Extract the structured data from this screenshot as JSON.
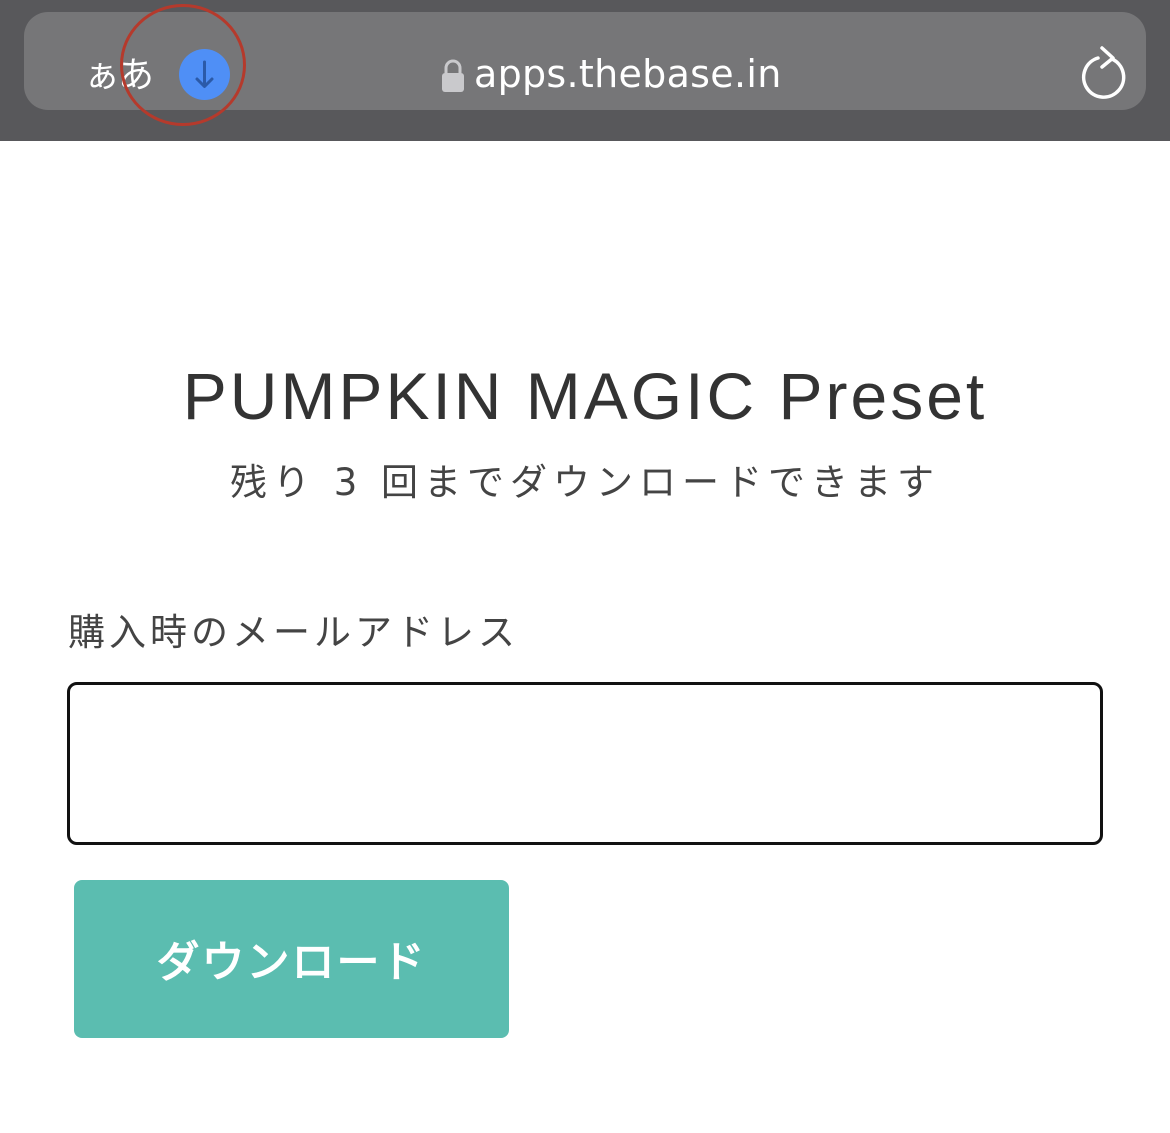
{
  "browser": {
    "text_size_label": "ぁあ",
    "download_icon": "arrow-down-circle-icon",
    "highlight_color": "#b53a2c",
    "lock_icon": "lock-icon",
    "url": "apps.thebase.in",
    "reload_icon": "reload-icon"
  },
  "page": {
    "title": "PUMPKIN MAGIC Preset",
    "remaining_text": "残り 3 回までダウンロードできます",
    "email_label": "購入時のメールアドレス",
    "email_value": "",
    "email_placeholder": "",
    "download_button_label": "ダウンロード",
    "button_color": "#5bbdb0"
  }
}
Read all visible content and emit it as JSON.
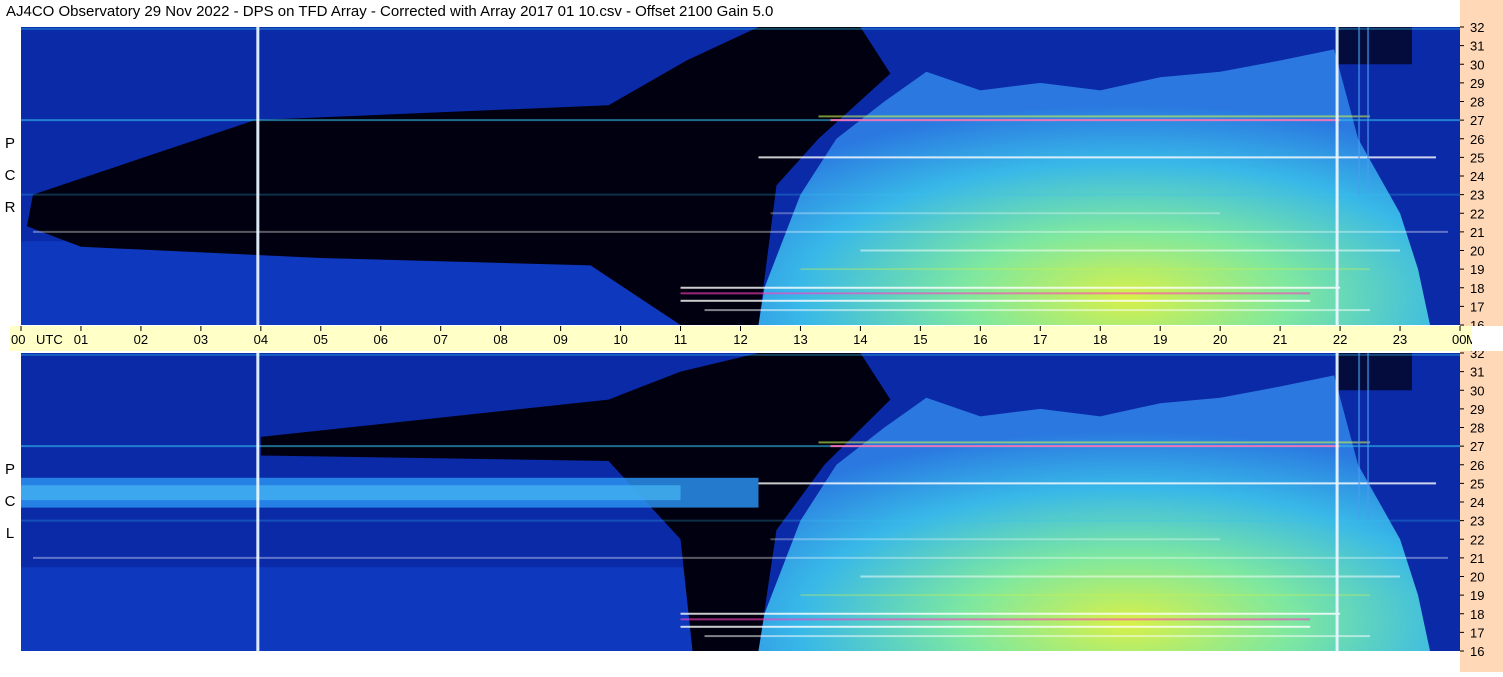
{
  "title": "AJ4CO Observatory  29 Nov 2022  -  DPS on TFD Array  -  Corrected with Array 2017 01 10.csv  -  Offset 2100  Gain 5.0",
  "panels": [
    {
      "id": "rcp",
      "label_letters": [
        "P",
        "C",
        "R"
      ]
    },
    {
      "id": "lcp",
      "label_letters": [
        "P",
        "C",
        "L"
      ]
    }
  ],
  "chart_data": {
    "type": "heatmap",
    "title": "AJ4CO Observatory  29 Nov 2022  -  DPS on TFD Array  -  Corrected with Array 2017 01 10.csv  -  Offset 2100  Gain 5.0",
    "x_axis": {
      "unit_label": "UTC",
      "ticks": [
        "00",
        "01",
        "02",
        "03",
        "04",
        "05",
        "06",
        "07",
        "08",
        "09",
        "10",
        "11",
        "12",
        "13",
        "14",
        "15",
        "16",
        "17",
        "18",
        "19",
        "20",
        "21",
        "22",
        "23",
        "00"
      ],
      "range_hours": [
        0,
        24
      ]
    },
    "y_axis": {
      "unit_label": "MHz",
      "ticks": [
        16,
        17,
        18,
        19,
        20,
        21,
        22,
        23,
        24,
        25,
        26,
        27,
        28,
        29,
        30,
        31,
        32
      ],
      "range_mhz": [
        16,
        32
      ]
    },
    "series": [
      {
        "name": "RCP",
        "description": "right circular polarization spectrogram"
      },
      {
        "name": "LCP",
        "description": "left circular polarization spectrogram"
      }
    ],
    "colormap": [
      "#000010",
      "#0a2aa8",
      "#1f6fe8",
      "#36c2f0",
      "#6ee8b0",
      "#c8f050",
      "#ff40c0",
      "#ffffff"
    ],
    "features": {
      "galactic_background_rise_start_utc": 12.3,
      "galactic_background_peak_utc": 20.0,
      "galactic_background_end_utc": 23.0,
      "vertical_interference_lines_utc": [
        3.95,
        21.95
      ],
      "strong_band_mhz": 27.0
    }
  },
  "colors": {
    "time_strip": "#ffffc8",
    "freq_strip": "#ffd8b8",
    "background_dark": "#000010",
    "background_blue": "#0a2aa8"
  }
}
::::::::::
Within the data above, count the lines that contain the string "title"; the reply is the number alone.

3